▶ _Records for processing_:
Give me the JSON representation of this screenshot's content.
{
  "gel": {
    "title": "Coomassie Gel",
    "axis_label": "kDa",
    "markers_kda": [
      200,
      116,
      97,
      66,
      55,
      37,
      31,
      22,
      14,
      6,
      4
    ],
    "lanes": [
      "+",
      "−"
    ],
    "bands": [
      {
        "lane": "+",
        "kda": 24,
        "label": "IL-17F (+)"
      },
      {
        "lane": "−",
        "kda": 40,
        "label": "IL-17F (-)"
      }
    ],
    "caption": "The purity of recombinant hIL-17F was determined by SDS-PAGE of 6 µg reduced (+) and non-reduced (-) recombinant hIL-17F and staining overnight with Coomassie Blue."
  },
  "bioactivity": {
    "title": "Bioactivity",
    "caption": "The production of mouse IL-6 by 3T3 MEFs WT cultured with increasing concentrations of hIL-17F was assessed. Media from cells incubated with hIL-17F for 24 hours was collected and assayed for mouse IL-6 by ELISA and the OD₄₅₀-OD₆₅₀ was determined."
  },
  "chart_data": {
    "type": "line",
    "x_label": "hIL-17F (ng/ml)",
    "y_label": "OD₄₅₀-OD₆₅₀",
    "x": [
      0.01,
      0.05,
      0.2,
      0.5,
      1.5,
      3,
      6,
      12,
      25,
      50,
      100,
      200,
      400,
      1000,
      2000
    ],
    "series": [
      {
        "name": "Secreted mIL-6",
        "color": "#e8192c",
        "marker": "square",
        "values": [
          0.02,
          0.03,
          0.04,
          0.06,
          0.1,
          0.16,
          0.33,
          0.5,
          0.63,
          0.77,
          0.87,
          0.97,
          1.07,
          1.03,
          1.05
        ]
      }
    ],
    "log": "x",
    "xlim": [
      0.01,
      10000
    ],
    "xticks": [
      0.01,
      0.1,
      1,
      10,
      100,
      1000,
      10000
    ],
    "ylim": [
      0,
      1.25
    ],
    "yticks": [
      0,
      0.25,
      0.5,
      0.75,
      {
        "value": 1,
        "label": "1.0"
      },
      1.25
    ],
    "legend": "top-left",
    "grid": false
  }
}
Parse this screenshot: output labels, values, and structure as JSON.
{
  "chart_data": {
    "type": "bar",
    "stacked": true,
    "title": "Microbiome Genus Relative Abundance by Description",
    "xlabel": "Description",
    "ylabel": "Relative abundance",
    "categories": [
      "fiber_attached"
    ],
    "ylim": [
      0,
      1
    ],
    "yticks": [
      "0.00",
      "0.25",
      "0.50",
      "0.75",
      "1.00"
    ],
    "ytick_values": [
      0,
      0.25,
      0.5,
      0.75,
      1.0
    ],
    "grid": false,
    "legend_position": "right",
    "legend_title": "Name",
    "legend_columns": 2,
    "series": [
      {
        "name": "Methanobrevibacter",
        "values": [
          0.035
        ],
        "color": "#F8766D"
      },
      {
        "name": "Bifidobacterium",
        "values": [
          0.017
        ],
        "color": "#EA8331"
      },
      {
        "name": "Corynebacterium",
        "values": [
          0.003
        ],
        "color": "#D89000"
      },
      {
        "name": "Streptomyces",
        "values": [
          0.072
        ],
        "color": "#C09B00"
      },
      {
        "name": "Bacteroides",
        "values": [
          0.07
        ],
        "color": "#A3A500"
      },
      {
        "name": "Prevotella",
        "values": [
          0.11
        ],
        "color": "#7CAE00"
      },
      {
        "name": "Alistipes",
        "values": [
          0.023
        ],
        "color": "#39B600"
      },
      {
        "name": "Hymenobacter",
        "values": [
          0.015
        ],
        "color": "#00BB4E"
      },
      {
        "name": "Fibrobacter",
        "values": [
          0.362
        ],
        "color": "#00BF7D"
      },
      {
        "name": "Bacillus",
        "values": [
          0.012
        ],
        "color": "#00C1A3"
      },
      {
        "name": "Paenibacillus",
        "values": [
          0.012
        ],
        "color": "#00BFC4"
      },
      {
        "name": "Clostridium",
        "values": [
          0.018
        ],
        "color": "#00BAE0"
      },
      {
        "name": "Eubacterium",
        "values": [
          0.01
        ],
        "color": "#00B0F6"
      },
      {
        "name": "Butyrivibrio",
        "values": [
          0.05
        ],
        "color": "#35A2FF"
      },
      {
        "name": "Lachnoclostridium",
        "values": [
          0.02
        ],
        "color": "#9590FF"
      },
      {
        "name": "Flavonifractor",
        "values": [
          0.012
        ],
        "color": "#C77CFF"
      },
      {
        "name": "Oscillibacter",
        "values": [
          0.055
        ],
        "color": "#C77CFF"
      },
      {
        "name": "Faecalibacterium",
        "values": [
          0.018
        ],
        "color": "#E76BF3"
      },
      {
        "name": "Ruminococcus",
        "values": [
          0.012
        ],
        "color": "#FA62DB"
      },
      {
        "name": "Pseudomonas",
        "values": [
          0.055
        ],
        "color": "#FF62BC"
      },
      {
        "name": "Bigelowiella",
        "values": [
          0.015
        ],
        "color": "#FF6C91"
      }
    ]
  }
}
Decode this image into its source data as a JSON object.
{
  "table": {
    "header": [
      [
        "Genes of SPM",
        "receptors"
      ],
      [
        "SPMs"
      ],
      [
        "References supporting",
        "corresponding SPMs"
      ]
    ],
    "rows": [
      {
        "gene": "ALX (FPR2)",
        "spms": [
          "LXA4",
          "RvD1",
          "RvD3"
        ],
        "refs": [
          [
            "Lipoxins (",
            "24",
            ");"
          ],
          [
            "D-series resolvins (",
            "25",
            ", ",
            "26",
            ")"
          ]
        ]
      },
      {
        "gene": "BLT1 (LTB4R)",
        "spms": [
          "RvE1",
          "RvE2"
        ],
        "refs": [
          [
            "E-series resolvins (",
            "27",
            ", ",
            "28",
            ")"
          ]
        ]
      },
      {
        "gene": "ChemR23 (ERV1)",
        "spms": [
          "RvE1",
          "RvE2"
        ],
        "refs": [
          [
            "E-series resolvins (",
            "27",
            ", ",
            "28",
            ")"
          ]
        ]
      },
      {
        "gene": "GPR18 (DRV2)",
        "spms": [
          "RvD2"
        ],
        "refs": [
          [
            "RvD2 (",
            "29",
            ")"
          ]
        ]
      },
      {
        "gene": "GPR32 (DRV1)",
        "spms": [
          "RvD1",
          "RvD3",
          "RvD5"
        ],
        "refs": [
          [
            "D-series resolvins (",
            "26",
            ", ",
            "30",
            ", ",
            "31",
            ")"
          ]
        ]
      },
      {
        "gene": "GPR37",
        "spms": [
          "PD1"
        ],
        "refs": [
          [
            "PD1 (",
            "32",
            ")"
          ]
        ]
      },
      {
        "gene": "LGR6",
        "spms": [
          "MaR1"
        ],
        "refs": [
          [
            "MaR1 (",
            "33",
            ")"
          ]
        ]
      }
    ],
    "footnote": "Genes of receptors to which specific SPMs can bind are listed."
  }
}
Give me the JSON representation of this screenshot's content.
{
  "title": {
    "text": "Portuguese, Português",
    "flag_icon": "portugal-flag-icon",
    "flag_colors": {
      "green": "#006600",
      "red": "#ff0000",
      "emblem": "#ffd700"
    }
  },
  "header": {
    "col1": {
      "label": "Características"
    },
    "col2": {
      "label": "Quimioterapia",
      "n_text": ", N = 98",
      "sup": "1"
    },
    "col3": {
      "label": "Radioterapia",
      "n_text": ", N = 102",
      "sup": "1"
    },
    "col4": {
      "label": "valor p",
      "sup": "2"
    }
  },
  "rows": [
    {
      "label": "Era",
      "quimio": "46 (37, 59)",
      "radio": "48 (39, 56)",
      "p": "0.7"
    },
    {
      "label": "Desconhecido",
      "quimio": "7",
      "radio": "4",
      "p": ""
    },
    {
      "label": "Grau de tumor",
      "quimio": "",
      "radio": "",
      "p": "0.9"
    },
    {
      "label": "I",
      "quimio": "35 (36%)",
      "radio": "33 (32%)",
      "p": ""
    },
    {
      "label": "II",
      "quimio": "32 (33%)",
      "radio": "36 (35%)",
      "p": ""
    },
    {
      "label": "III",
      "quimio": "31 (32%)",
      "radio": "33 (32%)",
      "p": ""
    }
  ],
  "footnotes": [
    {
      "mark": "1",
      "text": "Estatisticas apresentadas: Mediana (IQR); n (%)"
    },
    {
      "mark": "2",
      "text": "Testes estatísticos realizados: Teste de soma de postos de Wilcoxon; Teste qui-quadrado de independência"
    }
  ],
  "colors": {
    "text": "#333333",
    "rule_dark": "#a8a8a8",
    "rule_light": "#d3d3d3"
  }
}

▶ _Work instructions_:
Read through the material above, and whenever a line contains "Coomassie", copy it.

▶ _Exercise result_:
    "title": "Coomassie Gel",
    "caption": "The purity of recombinant hIL-17F was determined by SDS-PAGE of 6 µg reduced (+) and non-reduced (-) recombinant hIL-17F and staining overnight with Coomassie Blue."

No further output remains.